===== Information given =====
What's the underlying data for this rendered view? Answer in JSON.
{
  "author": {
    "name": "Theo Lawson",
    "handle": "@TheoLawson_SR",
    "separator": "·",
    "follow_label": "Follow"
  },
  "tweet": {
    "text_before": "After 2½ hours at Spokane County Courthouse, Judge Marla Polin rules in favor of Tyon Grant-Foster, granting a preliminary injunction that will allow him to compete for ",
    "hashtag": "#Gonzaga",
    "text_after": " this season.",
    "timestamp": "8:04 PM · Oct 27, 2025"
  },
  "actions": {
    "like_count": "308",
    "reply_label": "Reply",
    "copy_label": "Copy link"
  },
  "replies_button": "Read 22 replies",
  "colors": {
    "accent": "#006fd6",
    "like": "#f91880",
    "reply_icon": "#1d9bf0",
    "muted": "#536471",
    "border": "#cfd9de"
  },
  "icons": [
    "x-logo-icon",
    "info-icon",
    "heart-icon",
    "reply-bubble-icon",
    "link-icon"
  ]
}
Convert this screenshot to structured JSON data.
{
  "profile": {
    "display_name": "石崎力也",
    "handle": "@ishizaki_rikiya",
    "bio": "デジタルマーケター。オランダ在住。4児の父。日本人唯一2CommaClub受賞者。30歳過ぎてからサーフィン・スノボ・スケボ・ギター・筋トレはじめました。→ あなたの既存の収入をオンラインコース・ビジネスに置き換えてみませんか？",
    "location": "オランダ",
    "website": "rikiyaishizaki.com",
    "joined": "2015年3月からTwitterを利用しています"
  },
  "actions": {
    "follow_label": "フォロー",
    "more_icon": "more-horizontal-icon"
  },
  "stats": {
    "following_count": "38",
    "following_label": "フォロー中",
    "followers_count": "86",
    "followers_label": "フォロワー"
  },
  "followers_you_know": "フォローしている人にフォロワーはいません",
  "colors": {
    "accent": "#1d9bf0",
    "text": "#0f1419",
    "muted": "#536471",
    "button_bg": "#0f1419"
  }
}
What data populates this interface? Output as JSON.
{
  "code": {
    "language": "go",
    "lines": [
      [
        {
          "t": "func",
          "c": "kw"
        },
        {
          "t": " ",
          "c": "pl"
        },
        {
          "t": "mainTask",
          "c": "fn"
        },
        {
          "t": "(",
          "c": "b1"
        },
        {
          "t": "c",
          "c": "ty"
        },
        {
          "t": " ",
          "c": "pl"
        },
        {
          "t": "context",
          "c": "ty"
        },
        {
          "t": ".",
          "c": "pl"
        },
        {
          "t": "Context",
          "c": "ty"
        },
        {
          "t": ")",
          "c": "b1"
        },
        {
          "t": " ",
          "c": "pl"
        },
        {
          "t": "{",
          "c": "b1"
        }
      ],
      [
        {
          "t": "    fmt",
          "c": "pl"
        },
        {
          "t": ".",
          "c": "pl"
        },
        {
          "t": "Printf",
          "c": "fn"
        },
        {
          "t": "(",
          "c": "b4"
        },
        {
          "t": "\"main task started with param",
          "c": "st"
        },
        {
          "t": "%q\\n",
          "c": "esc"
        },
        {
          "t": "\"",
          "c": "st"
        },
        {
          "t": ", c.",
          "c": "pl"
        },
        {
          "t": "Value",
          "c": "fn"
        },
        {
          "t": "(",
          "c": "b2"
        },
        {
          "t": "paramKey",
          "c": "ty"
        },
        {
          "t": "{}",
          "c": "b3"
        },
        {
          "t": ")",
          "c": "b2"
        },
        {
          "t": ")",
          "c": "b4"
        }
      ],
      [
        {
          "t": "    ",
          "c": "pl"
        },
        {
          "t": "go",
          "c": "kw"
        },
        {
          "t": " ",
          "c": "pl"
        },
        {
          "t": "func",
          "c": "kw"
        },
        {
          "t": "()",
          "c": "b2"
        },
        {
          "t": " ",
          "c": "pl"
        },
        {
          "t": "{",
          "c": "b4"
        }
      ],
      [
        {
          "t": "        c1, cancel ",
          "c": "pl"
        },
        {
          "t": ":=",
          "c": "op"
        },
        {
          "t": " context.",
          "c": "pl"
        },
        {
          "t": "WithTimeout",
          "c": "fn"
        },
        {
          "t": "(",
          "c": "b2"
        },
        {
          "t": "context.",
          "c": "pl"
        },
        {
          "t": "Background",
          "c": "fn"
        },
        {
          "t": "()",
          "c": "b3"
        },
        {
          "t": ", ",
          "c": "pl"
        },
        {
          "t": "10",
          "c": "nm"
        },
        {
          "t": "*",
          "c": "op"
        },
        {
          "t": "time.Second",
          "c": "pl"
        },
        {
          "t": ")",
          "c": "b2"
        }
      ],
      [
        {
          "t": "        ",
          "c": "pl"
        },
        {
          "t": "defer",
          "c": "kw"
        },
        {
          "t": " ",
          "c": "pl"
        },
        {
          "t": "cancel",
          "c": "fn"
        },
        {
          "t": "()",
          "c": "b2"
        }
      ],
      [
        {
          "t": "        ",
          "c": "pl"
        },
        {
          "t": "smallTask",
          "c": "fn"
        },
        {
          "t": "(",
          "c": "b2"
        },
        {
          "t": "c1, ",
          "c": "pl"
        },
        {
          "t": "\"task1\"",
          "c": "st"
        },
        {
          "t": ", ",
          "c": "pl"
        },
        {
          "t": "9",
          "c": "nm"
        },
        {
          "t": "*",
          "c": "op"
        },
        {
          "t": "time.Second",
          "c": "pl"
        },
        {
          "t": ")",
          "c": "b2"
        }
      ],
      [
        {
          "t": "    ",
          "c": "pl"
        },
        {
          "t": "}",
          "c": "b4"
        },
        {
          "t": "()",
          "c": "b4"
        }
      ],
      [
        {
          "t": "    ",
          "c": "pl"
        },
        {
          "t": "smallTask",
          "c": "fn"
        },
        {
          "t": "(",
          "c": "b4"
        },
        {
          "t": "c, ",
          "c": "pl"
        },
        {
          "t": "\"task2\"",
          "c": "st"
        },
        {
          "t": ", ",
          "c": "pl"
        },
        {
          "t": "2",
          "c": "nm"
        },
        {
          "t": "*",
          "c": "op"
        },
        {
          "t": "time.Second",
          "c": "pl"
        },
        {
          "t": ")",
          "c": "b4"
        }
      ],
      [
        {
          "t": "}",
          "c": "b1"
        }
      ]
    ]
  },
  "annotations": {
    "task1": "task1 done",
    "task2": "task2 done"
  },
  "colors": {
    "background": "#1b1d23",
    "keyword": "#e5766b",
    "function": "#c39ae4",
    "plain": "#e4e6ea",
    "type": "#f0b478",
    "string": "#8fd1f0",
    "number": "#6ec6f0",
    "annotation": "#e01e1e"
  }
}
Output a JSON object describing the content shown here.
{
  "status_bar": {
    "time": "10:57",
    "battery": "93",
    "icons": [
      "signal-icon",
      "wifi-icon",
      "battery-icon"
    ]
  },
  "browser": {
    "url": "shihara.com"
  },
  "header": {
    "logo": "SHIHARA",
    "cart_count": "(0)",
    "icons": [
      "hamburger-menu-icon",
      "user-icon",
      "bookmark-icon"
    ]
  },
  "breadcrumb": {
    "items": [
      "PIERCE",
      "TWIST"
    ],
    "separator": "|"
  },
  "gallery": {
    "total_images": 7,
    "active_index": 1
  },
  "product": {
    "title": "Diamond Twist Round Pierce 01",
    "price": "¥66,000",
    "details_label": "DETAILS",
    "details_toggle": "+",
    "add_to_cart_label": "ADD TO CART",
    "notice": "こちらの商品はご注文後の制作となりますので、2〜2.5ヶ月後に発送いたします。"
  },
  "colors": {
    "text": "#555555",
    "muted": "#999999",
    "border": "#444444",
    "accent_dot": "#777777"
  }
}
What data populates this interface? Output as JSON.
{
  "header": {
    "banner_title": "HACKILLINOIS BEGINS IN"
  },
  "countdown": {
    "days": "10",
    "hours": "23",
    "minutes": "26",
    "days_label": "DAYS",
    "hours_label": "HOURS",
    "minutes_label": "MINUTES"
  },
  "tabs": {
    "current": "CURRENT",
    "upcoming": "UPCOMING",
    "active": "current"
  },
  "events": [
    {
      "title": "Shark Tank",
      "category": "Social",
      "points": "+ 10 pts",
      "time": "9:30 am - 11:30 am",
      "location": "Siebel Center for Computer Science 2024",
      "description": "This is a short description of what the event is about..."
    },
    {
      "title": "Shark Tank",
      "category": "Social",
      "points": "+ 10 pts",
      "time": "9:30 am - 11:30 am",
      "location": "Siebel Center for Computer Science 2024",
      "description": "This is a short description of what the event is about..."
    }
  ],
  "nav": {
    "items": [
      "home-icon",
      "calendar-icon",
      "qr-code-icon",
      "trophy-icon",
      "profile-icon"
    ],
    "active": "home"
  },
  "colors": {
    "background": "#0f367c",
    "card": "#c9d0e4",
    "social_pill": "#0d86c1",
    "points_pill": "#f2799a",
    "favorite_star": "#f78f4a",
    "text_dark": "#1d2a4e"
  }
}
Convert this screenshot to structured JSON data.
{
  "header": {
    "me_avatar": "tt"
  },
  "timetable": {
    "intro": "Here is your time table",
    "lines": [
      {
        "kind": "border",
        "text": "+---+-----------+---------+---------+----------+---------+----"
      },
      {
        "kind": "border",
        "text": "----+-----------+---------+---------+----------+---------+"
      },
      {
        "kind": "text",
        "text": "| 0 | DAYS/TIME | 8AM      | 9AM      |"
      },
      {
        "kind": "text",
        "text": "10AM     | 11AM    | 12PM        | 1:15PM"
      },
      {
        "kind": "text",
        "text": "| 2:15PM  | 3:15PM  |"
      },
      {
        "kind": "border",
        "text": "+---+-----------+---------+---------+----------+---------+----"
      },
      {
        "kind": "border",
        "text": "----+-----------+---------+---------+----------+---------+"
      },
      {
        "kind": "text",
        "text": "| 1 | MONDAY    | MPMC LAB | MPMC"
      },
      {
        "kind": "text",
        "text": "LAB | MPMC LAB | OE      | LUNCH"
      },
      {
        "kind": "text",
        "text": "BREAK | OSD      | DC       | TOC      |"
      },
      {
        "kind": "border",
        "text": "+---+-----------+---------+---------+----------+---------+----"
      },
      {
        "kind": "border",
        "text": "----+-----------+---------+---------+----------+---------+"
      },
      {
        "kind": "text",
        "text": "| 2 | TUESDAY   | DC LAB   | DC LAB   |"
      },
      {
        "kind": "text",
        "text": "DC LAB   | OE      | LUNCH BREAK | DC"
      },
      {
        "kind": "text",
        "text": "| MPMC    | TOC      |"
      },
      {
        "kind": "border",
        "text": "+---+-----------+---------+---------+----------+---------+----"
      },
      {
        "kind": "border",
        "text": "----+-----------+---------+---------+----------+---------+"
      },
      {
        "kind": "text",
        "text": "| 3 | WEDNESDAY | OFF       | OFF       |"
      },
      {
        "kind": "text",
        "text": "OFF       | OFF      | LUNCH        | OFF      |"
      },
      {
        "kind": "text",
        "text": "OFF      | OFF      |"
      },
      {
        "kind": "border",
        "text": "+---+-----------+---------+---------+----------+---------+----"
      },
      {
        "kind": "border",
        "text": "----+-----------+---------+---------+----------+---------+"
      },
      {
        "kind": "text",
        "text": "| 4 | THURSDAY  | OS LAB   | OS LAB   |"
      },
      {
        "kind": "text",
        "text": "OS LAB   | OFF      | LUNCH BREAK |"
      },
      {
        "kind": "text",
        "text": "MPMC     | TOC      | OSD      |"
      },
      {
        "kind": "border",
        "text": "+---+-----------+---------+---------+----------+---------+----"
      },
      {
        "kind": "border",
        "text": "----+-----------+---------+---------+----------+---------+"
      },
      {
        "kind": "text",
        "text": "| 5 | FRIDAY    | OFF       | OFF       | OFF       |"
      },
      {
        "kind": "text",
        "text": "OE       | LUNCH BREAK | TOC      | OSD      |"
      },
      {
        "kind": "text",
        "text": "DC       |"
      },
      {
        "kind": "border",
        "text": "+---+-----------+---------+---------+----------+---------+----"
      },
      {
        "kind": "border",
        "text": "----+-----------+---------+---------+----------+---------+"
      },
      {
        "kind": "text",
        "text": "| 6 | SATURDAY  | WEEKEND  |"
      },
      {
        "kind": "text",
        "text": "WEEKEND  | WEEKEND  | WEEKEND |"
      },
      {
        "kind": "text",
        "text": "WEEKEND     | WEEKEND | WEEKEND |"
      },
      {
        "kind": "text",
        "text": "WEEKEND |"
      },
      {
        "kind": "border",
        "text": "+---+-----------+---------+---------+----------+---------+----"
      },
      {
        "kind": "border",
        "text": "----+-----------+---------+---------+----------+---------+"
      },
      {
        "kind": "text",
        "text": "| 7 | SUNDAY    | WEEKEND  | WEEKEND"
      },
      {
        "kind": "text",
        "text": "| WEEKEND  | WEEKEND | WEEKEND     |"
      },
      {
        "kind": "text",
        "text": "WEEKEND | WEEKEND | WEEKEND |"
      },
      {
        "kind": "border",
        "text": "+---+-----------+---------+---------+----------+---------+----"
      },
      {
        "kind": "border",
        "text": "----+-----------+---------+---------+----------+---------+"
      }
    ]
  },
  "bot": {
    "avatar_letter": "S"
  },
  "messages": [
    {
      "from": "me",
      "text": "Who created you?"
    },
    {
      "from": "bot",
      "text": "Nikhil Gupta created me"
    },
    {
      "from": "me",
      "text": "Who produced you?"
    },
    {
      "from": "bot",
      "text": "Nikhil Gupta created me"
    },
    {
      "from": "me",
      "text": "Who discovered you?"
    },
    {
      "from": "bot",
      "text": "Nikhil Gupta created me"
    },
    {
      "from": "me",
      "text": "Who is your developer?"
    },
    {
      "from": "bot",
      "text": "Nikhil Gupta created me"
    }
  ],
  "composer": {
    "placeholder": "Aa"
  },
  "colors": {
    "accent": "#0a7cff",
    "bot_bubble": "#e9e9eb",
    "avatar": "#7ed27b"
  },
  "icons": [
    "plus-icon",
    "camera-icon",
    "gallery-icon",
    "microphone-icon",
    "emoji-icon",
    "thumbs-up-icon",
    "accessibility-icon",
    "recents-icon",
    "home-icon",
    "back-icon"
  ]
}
=====
Show every line of the records above that contains the word "your".

    "intro": "Here is your time table",
      "text": "Who is your developer?"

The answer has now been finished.